Problem to solve — How many lines of the records hold the string "JSON"? Reply with the number alone.

-- begin Source data --

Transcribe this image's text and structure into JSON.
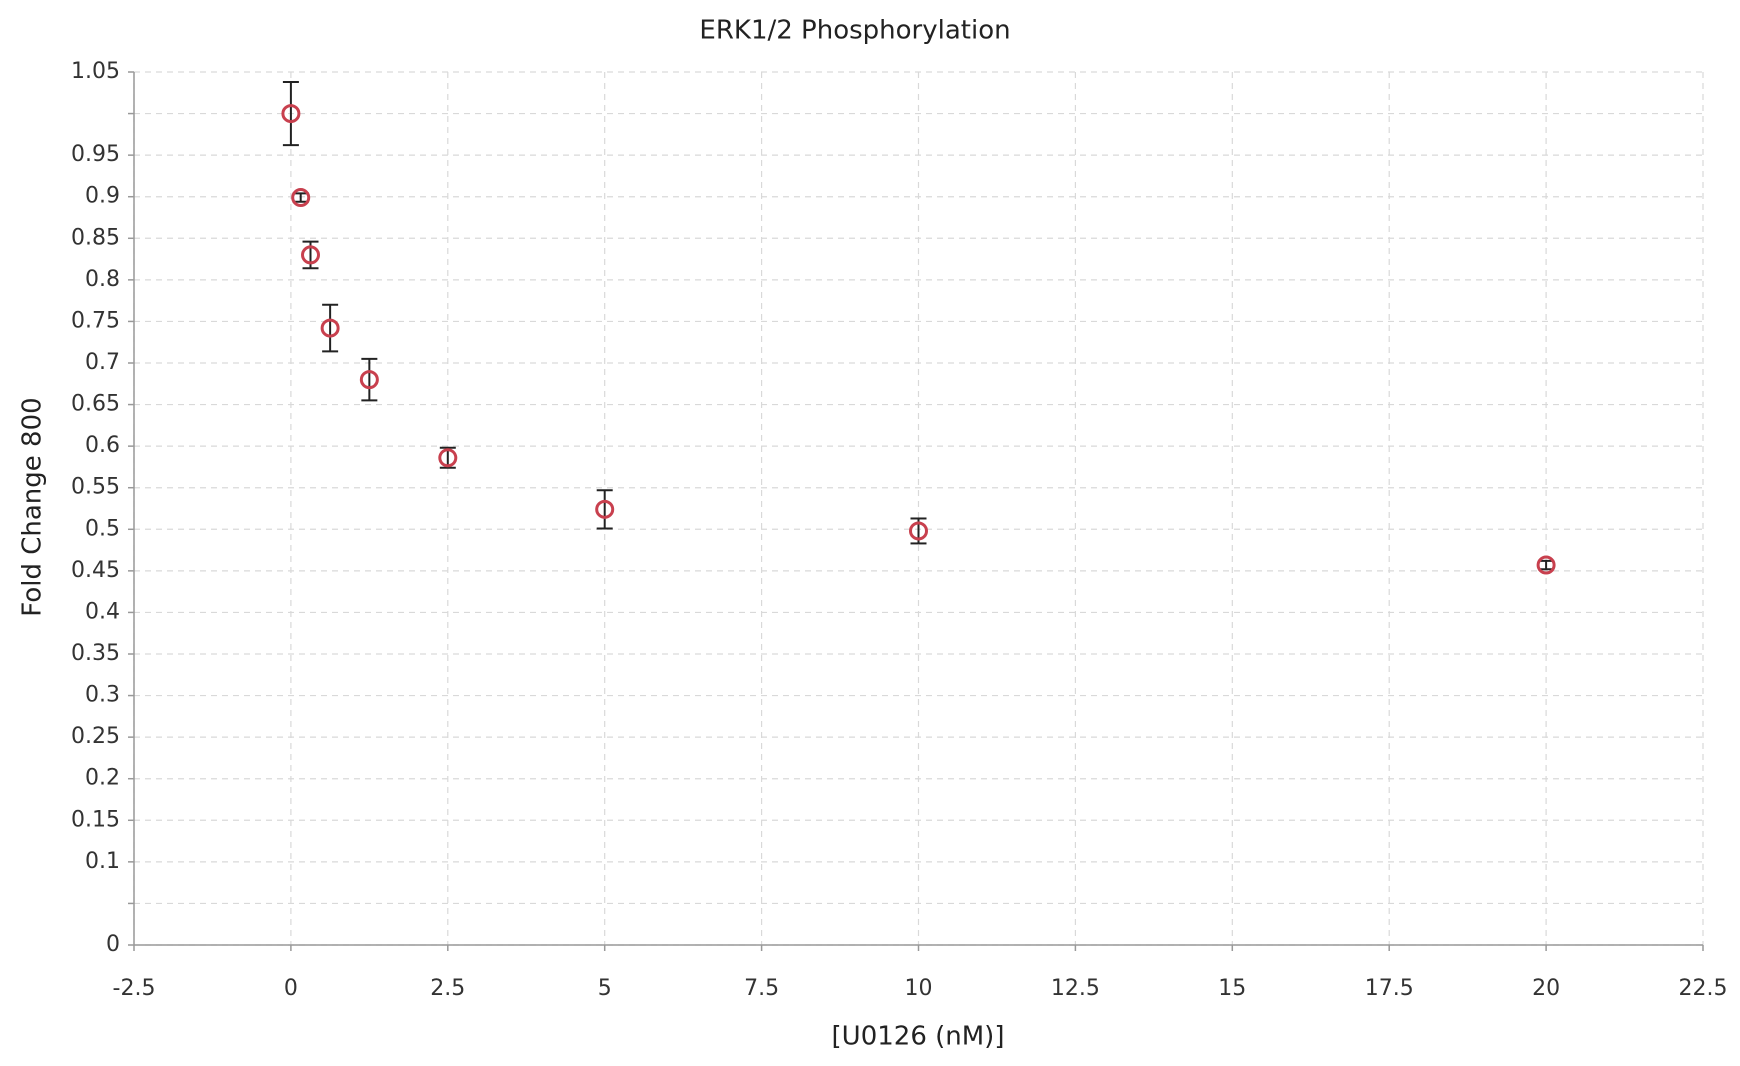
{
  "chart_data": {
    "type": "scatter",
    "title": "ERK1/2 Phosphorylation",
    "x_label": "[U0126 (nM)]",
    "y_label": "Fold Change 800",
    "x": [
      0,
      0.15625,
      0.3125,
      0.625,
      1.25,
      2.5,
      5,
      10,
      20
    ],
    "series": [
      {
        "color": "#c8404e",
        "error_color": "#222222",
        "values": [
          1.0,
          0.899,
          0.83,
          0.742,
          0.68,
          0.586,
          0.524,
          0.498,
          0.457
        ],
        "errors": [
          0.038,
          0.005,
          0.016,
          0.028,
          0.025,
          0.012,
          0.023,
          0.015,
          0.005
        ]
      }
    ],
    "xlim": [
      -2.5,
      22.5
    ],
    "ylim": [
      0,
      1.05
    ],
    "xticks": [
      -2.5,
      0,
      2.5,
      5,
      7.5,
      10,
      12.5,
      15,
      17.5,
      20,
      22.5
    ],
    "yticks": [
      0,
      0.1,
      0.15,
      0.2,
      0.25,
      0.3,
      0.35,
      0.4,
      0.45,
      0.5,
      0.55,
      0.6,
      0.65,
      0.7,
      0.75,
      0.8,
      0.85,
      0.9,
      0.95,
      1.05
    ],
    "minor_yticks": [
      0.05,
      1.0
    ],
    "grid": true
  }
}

-- end Source data --
-- begin Source data --

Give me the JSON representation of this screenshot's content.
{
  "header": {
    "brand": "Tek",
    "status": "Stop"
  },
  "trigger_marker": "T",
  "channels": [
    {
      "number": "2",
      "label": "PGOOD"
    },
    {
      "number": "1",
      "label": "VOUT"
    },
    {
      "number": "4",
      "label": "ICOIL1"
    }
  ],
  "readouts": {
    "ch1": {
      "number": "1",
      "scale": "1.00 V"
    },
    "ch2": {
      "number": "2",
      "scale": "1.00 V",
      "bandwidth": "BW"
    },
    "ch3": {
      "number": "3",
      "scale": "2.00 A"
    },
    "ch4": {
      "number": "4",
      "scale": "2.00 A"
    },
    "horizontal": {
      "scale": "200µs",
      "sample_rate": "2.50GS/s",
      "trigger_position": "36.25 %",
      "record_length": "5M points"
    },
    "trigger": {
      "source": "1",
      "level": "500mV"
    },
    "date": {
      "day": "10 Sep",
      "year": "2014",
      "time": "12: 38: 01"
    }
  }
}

-- end Source data --

Output of the task — 2